Exercise - With pictures left out, retype exactly the lines from the one containing "What's the underlying" through the final line of the entries.

Raw records:
>>>

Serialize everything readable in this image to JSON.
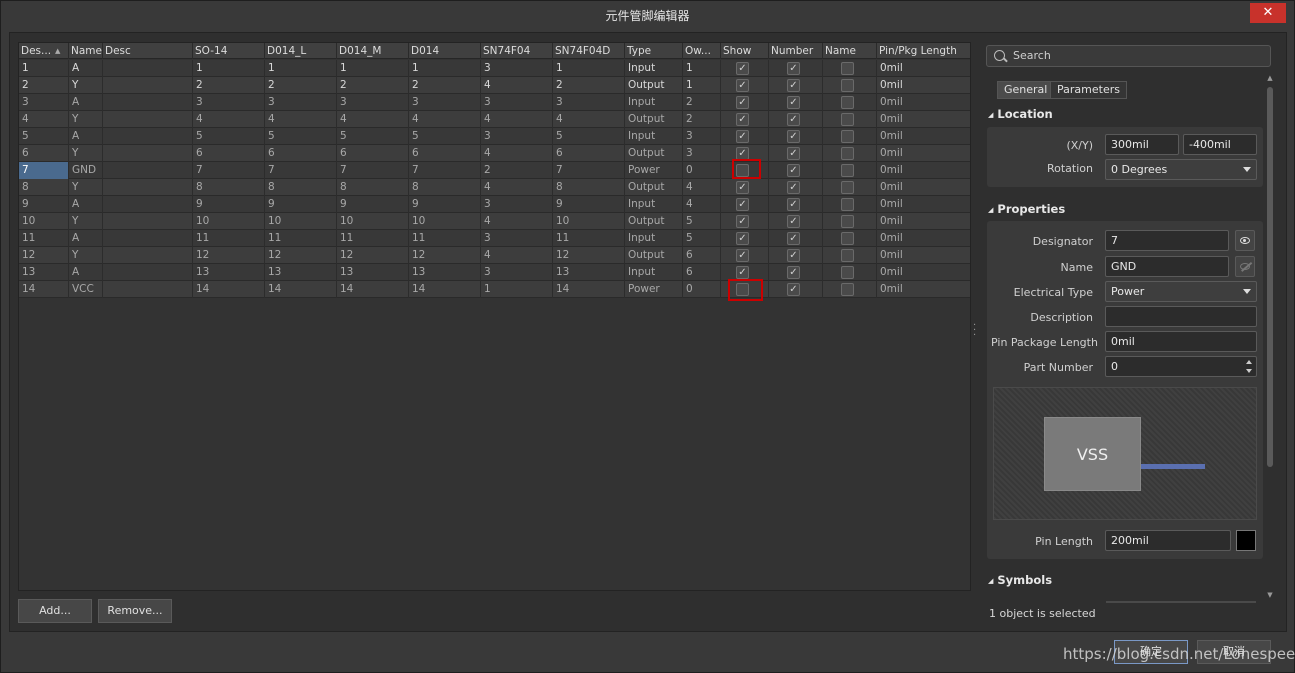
{
  "window": {
    "title": "元件管脚编辑器",
    "close_glyph": "✕"
  },
  "table": {
    "columns": [
      {
        "label": "Des...",
        "w": 50
      },
      {
        "label": "Name",
        "w": 34
      },
      {
        "label": "Desc",
        "w": 90
      },
      {
        "label": "SO-14",
        "w": 72
      },
      {
        "label": "D014_L",
        "w": 72
      },
      {
        "label": "D014_M",
        "w": 72
      },
      {
        "label": "D014",
        "w": 72
      },
      {
        "label": "SN74F04",
        "w": 72
      },
      {
        "label": "SN74F04D",
        "w": 72
      },
      {
        "label": "Type",
        "w": 58
      },
      {
        "label": "Ow...",
        "w": 38
      },
      {
        "label": "Show",
        "w": 48
      },
      {
        "label": "Number",
        "w": 54
      },
      {
        "label": "Name",
        "w": 54
      },
      {
        "label": "Pin/Pkg Length",
        "w": 95
      }
    ],
    "sort_glyph": "▲",
    "rows": [
      {
        "des": "1",
        "name": "A",
        "desc": "",
        "so14": "1",
        "d014l": "1",
        "d014m": "1",
        "d014": "1",
        "sn74f04": "3",
        "sn74f04d": "1",
        "type": "Input",
        "owner": "1",
        "show": true,
        "number": true,
        "pname": false,
        "len": "0mil"
      },
      {
        "des": "2",
        "name": "Y",
        "desc": "",
        "so14": "2",
        "d014l": "2",
        "d014m": "2",
        "d014": "2",
        "sn74f04": "4",
        "sn74f04d": "2",
        "type": "Output",
        "owner": "1",
        "show": true,
        "number": true,
        "pname": false,
        "len": "0mil"
      },
      {
        "des": "3",
        "name": "A",
        "desc": "",
        "so14": "3",
        "d014l": "3",
        "d014m": "3",
        "d014": "3",
        "sn74f04": "3",
        "sn74f04d": "3",
        "type": "Input",
        "owner": "2",
        "show": true,
        "number": true,
        "pname": false,
        "len": "0mil"
      },
      {
        "des": "4",
        "name": "Y",
        "desc": "",
        "so14": "4",
        "d014l": "4",
        "d014m": "4",
        "d014": "4",
        "sn74f04": "4",
        "sn74f04d": "4",
        "type": "Output",
        "owner": "2",
        "show": true,
        "number": true,
        "pname": false,
        "len": "0mil"
      },
      {
        "des": "5",
        "name": "A",
        "desc": "",
        "so14": "5",
        "d014l": "5",
        "d014m": "5",
        "d014": "5",
        "sn74f04": "3",
        "sn74f04d": "5",
        "type": "Input",
        "owner": "3",
        "show": true,
        "number": true,
        "pname": false,
        "len": "0mil"
      },
      {
        "des": "6",
        "name": "Y",
        "desc": "",
        "so14": "6",
        "d014l": "6",
        "d014m": "6",
        "d014": "6",
        "sn74f04": "4",
        "sn74f04d": "6",
        "type": "Output",
        "owner": "3",
        "show": true,
        "number": true,
        "pname": false,
        "len": "0mil"
      },
      {
        "des": "7",
        "name": "GND",
        "desc": "",
        "so14": "7",
        "d014l": "7",
        "d014m": "7",
        "d014": "7",
        "sn74f04": "2",
        "sn74f04d": "7",
        "type": "Power",
        "owner": "0",
        "show": false,
        "number": true,
        "pname": false,
        "len": "0mil",
        "selected": true
      },
      {
        "des": "8",
        "name": "Y",
        "desc": "",
        "so14": "8",
        "d014l": "8",
        "d014m": "8",
        "d014": "8",
        "sn74f04": "4",
        "sn74f04d": "8",
        "type": "Output",
        "owner": "4",
        "show": true,
        "number": true,
        "pname": false,
        "len": "0mil"
      },
      {
        "des": "9",
        "name": "A",
        "desc": "",
        "so14": "9",
        "d014l": "9",
        "d014m": "9",
        "d014": "9",
        "sn74f04": "3",
        "sn74f04d": "9",
        "type": "Input",
        "owner": "4",
        "show": true,
        "number": true,
        "pname": false,
        "len": "0mil"
      },
      {
        "des": "10",
        "name": "Y",
        "desc": "",
        "so14": "10",
        "d014l": "10",
        "d014m": "10",
        "d014": "10",
        "sn74f04": "4",
        "sn74f04d": "10",
        "type": "Output",
        "owner": "5",
        "show": true,
        "number": true,
        "pname": false,
        "len": "0mil"
      },
      {
        "des": "11",
        "name": "A",
        "desc": "",
        "so14": "11",
        "d014l": "11",
        "d014m": "11",
        "d014": "11",
        "sn74f04": "3",
        "sn74f04d": "11",
        "type": "Input",
        "owner": "5",
        "show": true,
        "number": true,
        "pname": false,
        "len": "0mil"
      },
      {
        "des": "12",
        "name": "Y",
        "desc": "",
        "so14": "12",
        "d014l": "12",
        "d014m": "12",
        "d014": "12",
        "sn74f04": "4",
        "sn74f04d": "12",
        "type": "Output",
        "owner": "6",
        "show": true,
        "number": true,
        "pname": false,
        "len": "0mil"
      },
      {
        "des": "13",
        "name": "A",
        "desc": "",
        "so14": "13",
        "d014l": "13",
        "d014m": "13",
        "d014": "13",
        "sn74f04": "3",
        "sn74f04d": "13",
        "type": "Input",
        "owner": "6",
        "show": true,
        "number": true,
        "pname": false,
        "len": "0mil"
      },
      {
        "des": "14",
        "name": "VCC",
        "desc": "",
        "so14": "14",
        "d014l": "14",
        "d014m": "14",
        "d014": "14",
        "sn74f04": "1",
        "sn74f04d": "14",
        "type": "Power",
        "owner": "0",
        "show": false,
        "number": true,
        "pname": false,
        "len": "0mil"
      }
    ],
    "check_glyph": "✓"
  },
  "buttons": {
    "add": "Add...",
    "remove": "Remove..."
  },
  "props": {
    "search_placeholder": "Search",
    "tabs": [
      "General",
      "Parameters"
    ],
    "location": {
      "title": "Location",
      "xy_label": "(X/Y)",
      "x": "300mil",
      "y": "-400mil",
      "rotation_label": "Rotation",
      "rotation": "0 Degrees"
    },
    "properties": {
      "title": "Properties",
      "designator_label": "Designator",
      "designator": "7",
      "name_label": "Name",
      "name": "GND",
      "etype_label": "Electrical Type",
      "etype": "Power",
      "desc_label": "Description",
      "desc": "",
      "ppl_label": "Pin Package Length",
      "ppl": "0mil",
      "partnum_label": "Part Number",
      "partnum": "0",
      "preview_symbol": "VSS",
      "pinlen_label": "Pin Length",
      "pinlen": "200mil"
    },
    "symbols": {
      "title": "Symbols"
    },
    "status": "1 object is selected"
  },
  "footer": {
    "ok": "确定",
    "cancel": "取消"
  },
  "watermark": "https://blog.csdn.net/Lonespeed",
  "colors": {
    "selected_cell": "#4a6a8e",
    "highlight": "#cc0000",
    "pin_line": "#5a6fb0"
  }
}
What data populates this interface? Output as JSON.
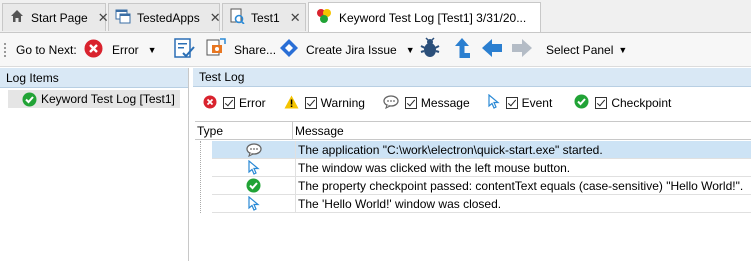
{
  "tabs": [
    {
      "label": "Start Page",
      "icon": "home-icon",
      "closable": true
    },
    {
      "label": "TestedApps",
      "icon": "tested-apps-icon",
      "closable": true
    },
    {
      "label": "Test1",
      "icon": "keyword-test-icon",
      "closable": true
    },
    {
      "label": "Keyword Test Log [Test1] 3/31/20...",
      "icon": "test-log-icon",
      "active": true
    }
  ],
  "toolbar": {
    "go_to_next": "Go to Next:",
    "error": "Error",
    "share": "Share...",
    "create_jira": "Create Jira Issue",
    "select_panel": "Select Panel"
  },
  "left_panel": {
    "header": "Log Items",
    "items": [
      {
        "label": "Keyword Test Log [Test1]",
        "icon": "passed-icon"
      }
    ]
  },
  "right_panel": {
    "header": "Test Log",
    "filters": [
      {
        "label": "Error",
        "icon": "error-icon",
        "color": "#d9232e"
      },
      {
        "label": "Warning",
        "icon": "warning-icon",
        "color": "#f5c400"
      },
      {
        "label": "Message",
        "icon": "message-icon",
        "color": "#777777"
      },
      {
        "label": "Event",
        "icon": "event-icon",
        "color": "#2b8ad6"
      },
      {
        "label": "Checkpoint",
        "icon": "checkpoint-icon",
        "color": "#21a336"
      }
    ],
    "columns": [
      "Type",
      "Message"
    ],
    "rows": [
      {
        "type": "message",
        "message": "The application \"C:\\work\\electron\\quick-start.exe\" started."
      },
      {
        "type": "event",
        "message": "The window was clicked with the left mouse button."
      },
      {
        "type": "checkpoint",
        "message": "The property checkpoint passed: contentText equals (case-sensitive) \"Hello World!\"."
      },
      {
        "type": "event",
        "message": "The 'Hello World!' window was closed."
      }
    ]
  },
  "colors": {
    "accent": "#2b8ad6",
    "error": "#d9232e",
    "success": "#21a336",
    "jira": "#2a6fd6"
  }
}
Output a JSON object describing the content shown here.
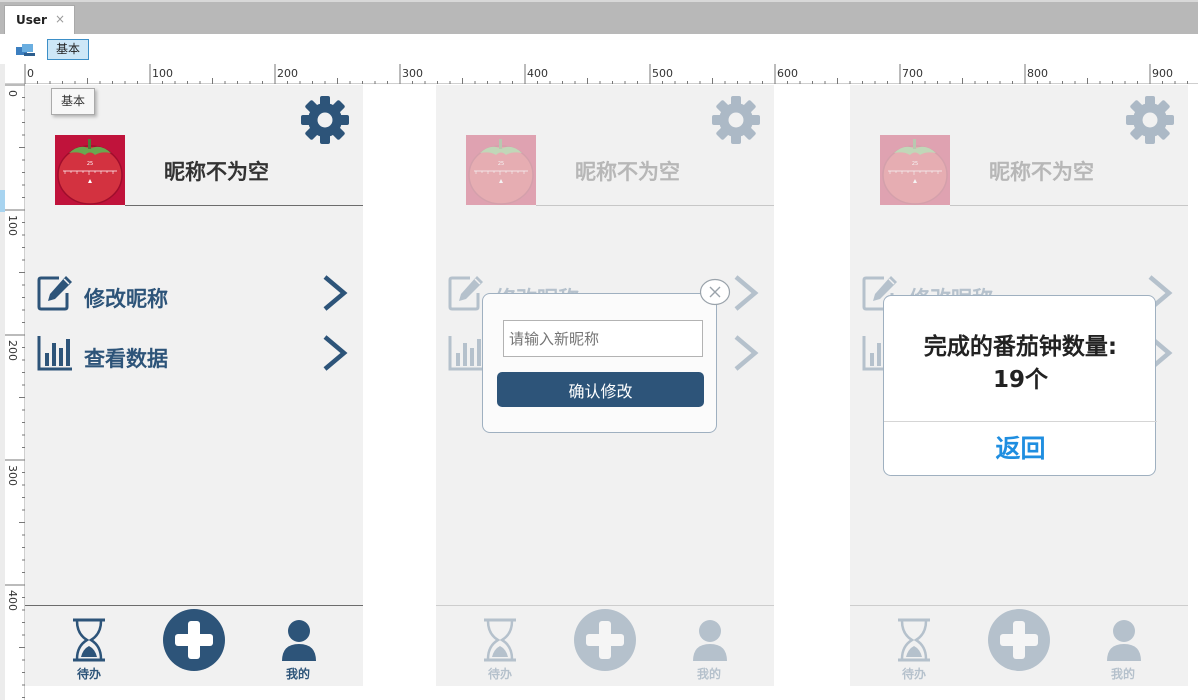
{
  "window": {
    "tab_title": "User",
    "tab_close": "×"
  },
  "toolbar": {
    "view_label": "基本"
  },
  "ruler": {
    "h_marks": [
      "0",
      "100",
      "200",
      "300",
      "400",
      "500",
      "600",
      "700",
      "800",
      "900"
    ],
    "v_marks": [
      "0",
      "100",
      "200",
      "300",
      "400"
    ]
  },
  "tooltip": "基本",
  "screens": {
    "profile": {
      "nickname": "昵称不为空",
      "menu": [
        {
          "label": "修改昵称"
        },
        {
          "label": "查看数据"
        }
      ],
      "nav": {
        "todo": "待办",
        "me": "我的"
      }
    }
  },
  "rename_dialog": {
    "placeholder": "请输入新昵称",
    "confirm_label": "确认修改"
  },
  "stats_dialog": {
    "line1": "完成的番茄钟数量:",
    "line2": "19个",
    "back_label": "返回"
  },
  "colors": {
    "primary": "#2d5479",
    "avatar_bg": "#c0133b",
    "link_blue": "#1f8ee0",
    "frame_bg": "#f1f1f1"
  },
  "icons": [
    "gear-icon",
    "tomato-timer-icon",
    "edit-icon",
    "bar-chart-icon",
    "chevron-right-icon",
    "hourglass-icon",
    "plus-circle-icon",
    "user-icon",
    "close-icon"
  ]
}
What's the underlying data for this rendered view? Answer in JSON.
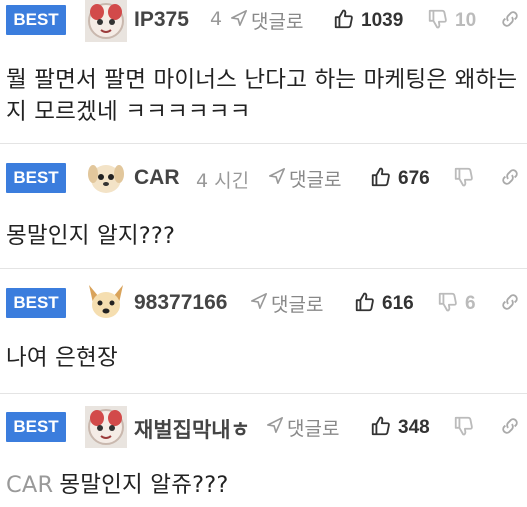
{
  "ui": {
    "best_label": "BEST",
    "reply_label": "댓글로"
  },
  "comments": [
    {
      "nickname": "IP375",
      "time": "4",
      "upvotes": "1039",
      "downvotes": "10",
      "avatar_icon": "plush-doll-avatar",
      "text": "뭘 팔면서 팔면 마이너스 난다고 하는 마케팅은 왜하는지 모르겠네 ㅋㅋㅋㅋㅋㅋ"
    },
    {
      "nickname": "CAR",
      "time": "4 시긴",
      "upvotes": "676",
      "downvotes": "",
      "avatar_icon": "puppy-avatar",
      "text": "몽말인지 알지???"
    },
    {
      "nickname": "98377166",
      "time": "",
      "upvotes": "616",
      "downvotes": "6",
      "avatar_icon": "cartoon-dog-avatar",
      "text": "나여 은현장"
    },
    {
      "nickname": "재벌집막내ㅎ",
      "time": "",
      "upvotes": "348",
      "downvotes": "",
      "avatar_icon": "plush-doll-avatar",
      "mention": "CAR",
      "text": "몽말인지 알쥬???"
    }
  ]
}
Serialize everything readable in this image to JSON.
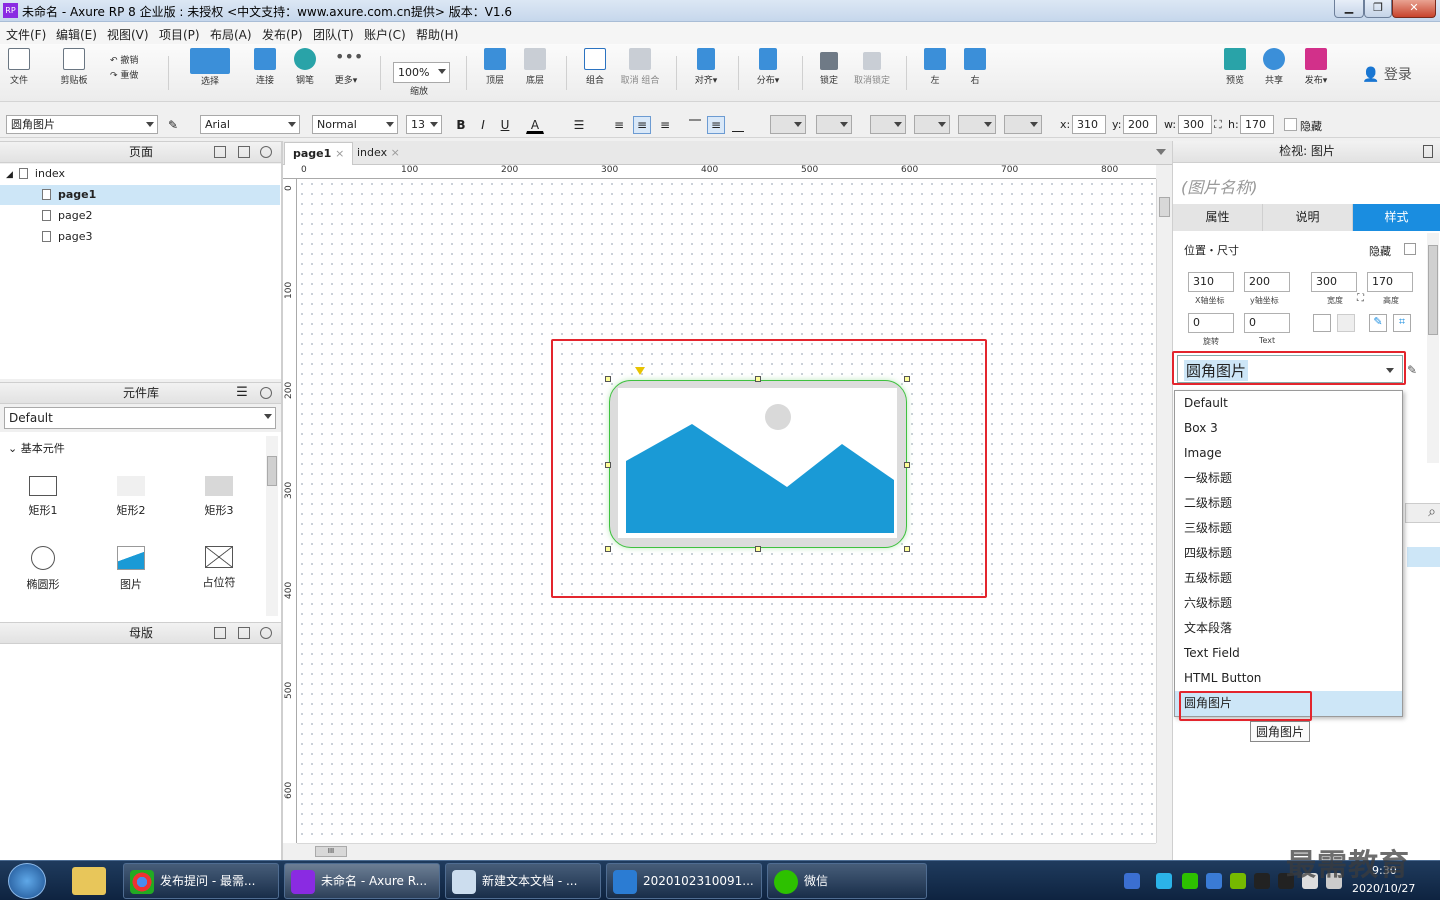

<<<

Response to the exercise -
What's the underlying data for this rendered view? Answer in JSON.
{
  "ui": {
    "best_label": "BEST",
    "reply_label": "댓글로"
  },
  "comments": [
    {
      "nickname": "IP375",
      "time": "4",
      "upvotes": "1039",
      "downvotes": "10",
      "avatar_icon": "plush-doll-avatar",
      "text": "뭘 팔면서 팔면 마이너스 난다고 하는 마케팅은 왜하는지 모르겠네 ㅋㅋㅋㅋㅋㅋ"
    },
    {
      "nickname": "CAR",
      "time": "4 시긴",
      "upvotes": "676",
      "downvotes": "",
      "avatar_icon": "puppy-avatar",
      "text": "몽말인지 알지???"
    },
    {
      "nickname": "98377166",
      "time": "",
      "upvotes": "616",
      "downvotes": "6",
      "avatar_icon": "cartoon-dog-avatar",
      "text": "나여 은현장"
    },
    {
      "nickname": "재벌집막내ㅎ",
      "time": "",
      "upvotes": "348",
      "downvotes": "",
      "avatar_icon": "plush-doll-avatar",
      "mention": "CAR",
      "text": "몽말인지 알쥬???"
    }
  ]
}
Serialize everything readable in this image to JSON.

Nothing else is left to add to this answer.